Task prompt: Show all lines holding "name".

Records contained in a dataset
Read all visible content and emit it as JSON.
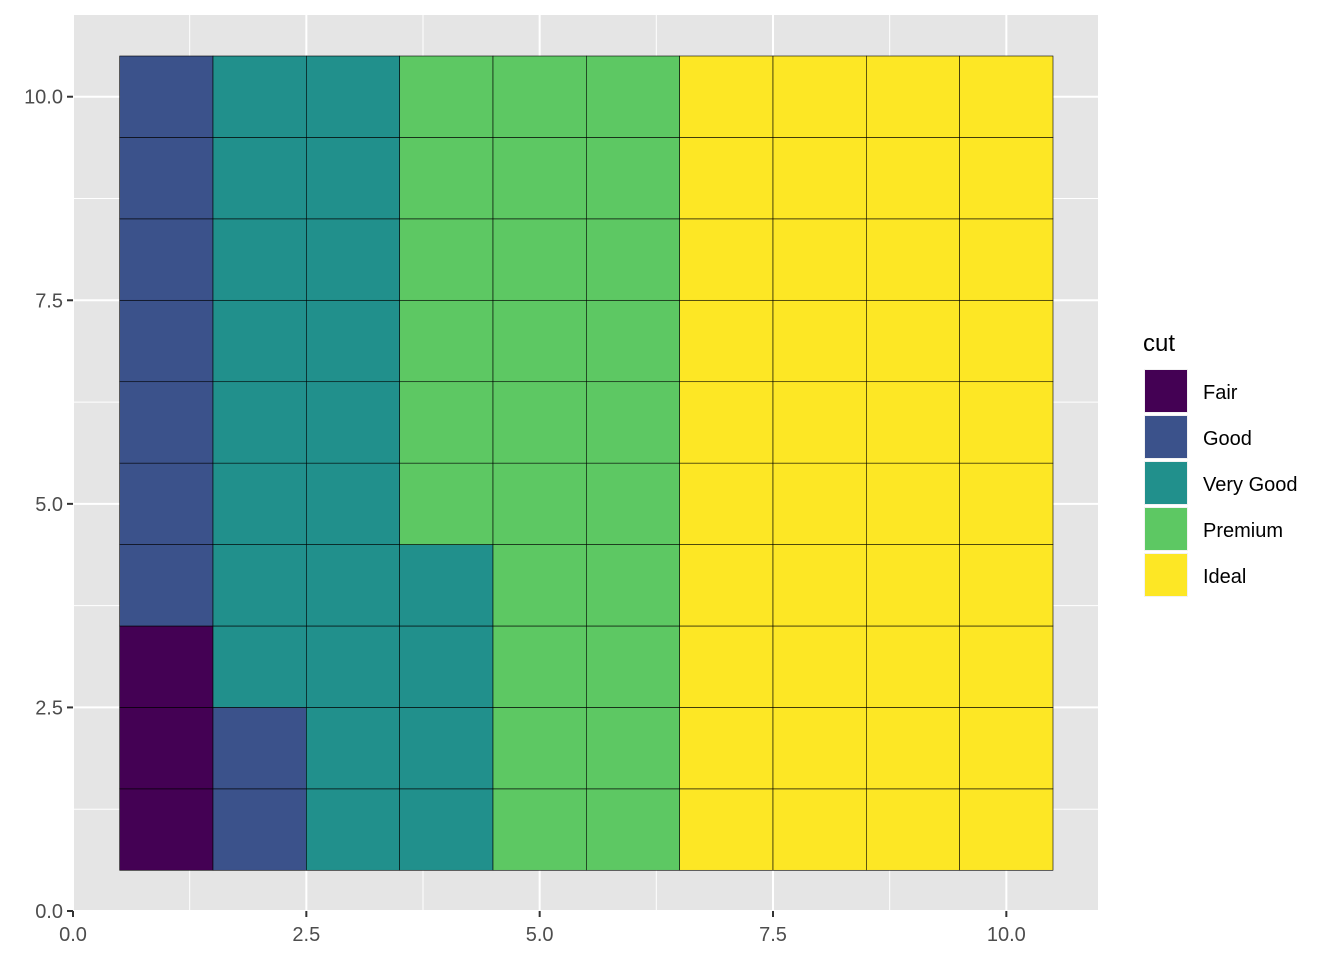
{
  "chart_data": {
    "type": "heatmap",
    "subtype": "waffle",
    "title": "",
    "xlabel": "",
    "ylabel": "",
    "xlim": [
      0,
      10.5
    ],
    "ylim": [
      0,
      10.5
    ],
    "x_ticks": [
      0,
      2.5,
      5,
      7.5,
      10
    ],
    "x_tick_labels": [
      "0.0",
      "2.5",
      "5.0",
      "7.5",
      "10.0"
    ],
    "y_ticks": [
      0,
      2.5,
      5,
      7.5,
      10
    ],
    "y_tick_labels": [
      "0.0",
      "2.5",
      "5.0",
      "7.5",
      "10.0"
    ],
    "grid": true,
    "legend": {
      "title": "cut",
      "position": "right",
      "entries": [
        {
          "name": "Fair",
          "color": "#440154"
        },
        {
          "name": "Good",
          "color": "#3B528B"
        },
        {
          "name": "Very Good",
          "color": "#21908C"
        },
        {
          "name": "Premium",
          "color": "#5DC863"
        },
        {
          "name": "Ideal",
          "color": "#FDE725"
        }
      ]
    },
    "x": [
      1,
      2,
      3,
      4,
      5,
      6,
      7,
      8,
      9,
      10
    ],
    "y": [
      1,
      2,
      3,
      4,
      5,
      6,
      7,
      8,
      9,
      10
    ],
    "cells_by_column": [
      [
        "Fair",
        "Fair",
        "Fair",
        "Good",
        "Good",
        "Good",
        "Good",
        "Good",
        "Good",
        "Good"
      ],
      [
        "Good",
        "Good",
        "Very Good",
        "Very Good",
        "Very Good",
        "Very Good",
        "Very Good",
        "Very Good",
        "Very Good",
        "Very Good"
      ],
      [
        "Very Good",
        "Very Good",
        "Very Good",
        "Very Good",
        "Very Good",
        "Very Good",
        "Very Good",
        "Very Good",
        "Very Good",
        "Very Good"
      ],
      [
        "Very Good",
        "Very Good",
        "Very Good",
        "Very Good",
        "Premium",
        "Premium",
        "Premium",
        "Premium",
        "Premium",
        "Premium"
      ],
      [
        "Premium",
        "Premium",
        "Premium",
        "Premium",
        "Premium",
        "Premium",
        "Premium",
        "Premium",
        "Premium",
        "Premium"
      ],
      [
        "Premium",
        "Premium",
        "Premium",
        "Premium",
        "Premium",
        "Premium",
        "Premium",
        "Premium",
        "Premium",
        "Premium"
      ],
      [
        "Ideal",
        "Ideal",
        "Ideal",
        "Ideal",
        "Ideal",
        "Ideal",
        "Ideal",
        "Ideal",
        "Ideal",
        "Ideal"
      ],
      [
        "Ideal",
        "Ideal",
        "Ideal",
        "Ideal",
        "Ideal",
        "Ideal",
        "Ideal",
        "Ideal",
        "Ideal",
        "Ideal"
      ],
      [
        "Ideal",
        "Ideal",
        "Ideal",
        "Ideal",
        "Ideal",
        "Ideal",
        "Ideal",
        "Ideal",
        "Ideal",
        "Ideal"
      ],
      [
        "Ideal",
        "Ideal",
        "Ideal",
        "Ideal",
        "Ideal",
        "Ideal",
        "Ideal",
        "Ideal",
        "Ideal",
        "Ideal"
      ]
    ],
    "counts": {
      "Fair": 3,
      "Good": 9,
      "Very Good": 21,
      "Premium": 27,
      "Ideal": 40
    },
    "panel_color": "#E5E5E5",
    "grid_color": "#FFFFFF",
    "tile_border_color": "#000000"
  }
}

Final result:
          "name": "Fair",
          "name": "Good",
          "name": "Very Good",
          "name": "Premium",
          "name": "Ideal",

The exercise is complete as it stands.